» Task requirements:
All of the material below is to be retyped exactly.

» Stored records:
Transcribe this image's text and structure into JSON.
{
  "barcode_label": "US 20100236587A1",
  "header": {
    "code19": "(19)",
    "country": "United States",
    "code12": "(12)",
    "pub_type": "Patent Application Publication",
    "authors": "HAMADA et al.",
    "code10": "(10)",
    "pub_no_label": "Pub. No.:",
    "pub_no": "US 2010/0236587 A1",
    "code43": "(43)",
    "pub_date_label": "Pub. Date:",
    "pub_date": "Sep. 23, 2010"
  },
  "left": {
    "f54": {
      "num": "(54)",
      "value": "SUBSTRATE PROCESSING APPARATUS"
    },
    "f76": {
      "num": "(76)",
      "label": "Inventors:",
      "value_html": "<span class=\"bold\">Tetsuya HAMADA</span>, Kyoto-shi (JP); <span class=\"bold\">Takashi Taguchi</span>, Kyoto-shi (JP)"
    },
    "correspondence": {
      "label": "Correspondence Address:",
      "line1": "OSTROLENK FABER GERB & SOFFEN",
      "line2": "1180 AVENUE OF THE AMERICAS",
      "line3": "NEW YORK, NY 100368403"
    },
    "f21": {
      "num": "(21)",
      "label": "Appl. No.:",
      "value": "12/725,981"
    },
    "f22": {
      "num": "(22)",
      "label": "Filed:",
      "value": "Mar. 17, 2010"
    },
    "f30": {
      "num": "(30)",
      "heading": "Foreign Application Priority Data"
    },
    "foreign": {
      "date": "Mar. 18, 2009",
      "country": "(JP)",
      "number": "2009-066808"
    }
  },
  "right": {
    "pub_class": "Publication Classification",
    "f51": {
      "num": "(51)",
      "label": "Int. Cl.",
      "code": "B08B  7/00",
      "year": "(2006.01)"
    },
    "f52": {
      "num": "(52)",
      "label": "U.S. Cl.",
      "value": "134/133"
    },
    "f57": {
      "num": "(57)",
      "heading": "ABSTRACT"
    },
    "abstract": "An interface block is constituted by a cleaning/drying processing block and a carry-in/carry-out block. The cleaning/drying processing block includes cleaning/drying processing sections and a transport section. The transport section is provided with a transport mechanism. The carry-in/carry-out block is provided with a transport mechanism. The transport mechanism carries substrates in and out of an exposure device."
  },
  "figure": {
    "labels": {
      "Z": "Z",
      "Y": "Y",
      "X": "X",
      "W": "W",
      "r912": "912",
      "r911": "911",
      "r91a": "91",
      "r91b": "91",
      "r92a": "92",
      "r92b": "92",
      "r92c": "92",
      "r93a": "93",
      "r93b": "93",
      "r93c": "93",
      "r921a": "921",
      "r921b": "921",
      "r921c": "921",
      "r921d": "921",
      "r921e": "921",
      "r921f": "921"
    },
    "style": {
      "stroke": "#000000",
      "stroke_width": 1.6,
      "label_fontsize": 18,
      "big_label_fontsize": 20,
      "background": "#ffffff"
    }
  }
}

» The answer:
Transcribe this image's text and structure into JSON.
{
  "barcode_label": "US 20100236587A1",
  "header": {
    "code19": "(19)",
    "country": "United States",
    "code12": "(12)",
    "pub_type": "Patent Application Publication",
    "authors": "HAMADA et al.",
    "code10": "(10)",
    "pub_no_label": "Pub. No.:",
    "pub_no": "US 2010/0236587 A1",
    "code43": "(43)",
    "pub_date_label": "Pub. Date:",
    "pub_date": "Sep. 23, 2010"
  },
  "left": {
    "f54": {
      "num": "(54)",
      "value": "SUBSTRATE PROCESSING APPARATUS"
    },
    "f76": {
      "num": "(76)",
      "label": "Inventors:",
      "value_html": "<span class=\"bold\">Tetsuya HAMADA</span>, Kyoto-shi (JP); <span class=\"bold\">Takashi Taguchi</span>, Kyoto-shi (JP)"
    },
    "correspondence": {
      "label": "Correspondence Address:",
      "line1": "OSTROLENK FABER GERB & SOFFEN",
      "line2": "1180 AVENUE OF THE AMERICAS",
      "line3": "NEW YORK, NY 100368403"
    },
    "f21": {
      "num": "(21)",
      "label": "Appl. No.:",
      "value": "12/725,981"
    },
    "f22": {
      "num": "(22)",
      "label": "Filed:",
      "value": "Mar. 17, 2010"
    },
    "f30": {
      "num": "(30)",
      "heading": "Foreign Application Priority Data"
    },
    "foreign": {
      "date": "Mar. 18, 2009",
      "country": "(JP)",
      "number": "2009-066808"
    }
  },
  "right": {
    "pub_class": "Publication Classification",
    "f51": {
      "num": "(51)",
      "label": "Int. Cl.",
      "code": "B08B  7/00",
      "year": "(2006.01)"
    },
    "f52": {
      "num": "(52)",
      "label": "U.S. Cl.",
      "value": "134/133"
    },
    "f57": {
      "num": "(57)",
      "heading": "ABSTRACT"
    },
    "abstract": "An interface block is constituted by a cleaning/drying processing block and a carry-in/carry-out block. The cleaning/drying processing block includes cleaning/drying processing sections and a transport section. The transport section is provided with a transport mechanism. The carry-in/carry-out block is provided with a transport mechanism. The transport mechanism carries substrates in and out of an exposure device."
  },
  "figure": {
    "labels": {
      "Z": "Z",
      "Y": "Y",
      "X": "X",
      "W": "W",
      "r912": "912",
      "r911": "911",
      "r91a": "91",
      "r91b": "91",
      "r92a": "92",
      "r92b": "92",
      "r92c": "92",
      "r93a": "93",
      "r93b": "93",
      "r93c": "93",
      "r921a": "921",
      "r921b": "921",
      "r921c": "921",
      "r921d": "921",
      "r921e": "921",
      "r921f": "921"
    },
    "style": {
      "stroke": "#000000",
      "stroke_width": 1.6,
      "label_fontsize": 18,
      "big_label_fontsize": 20,
      "background": "#ffffff"
    }
  }
}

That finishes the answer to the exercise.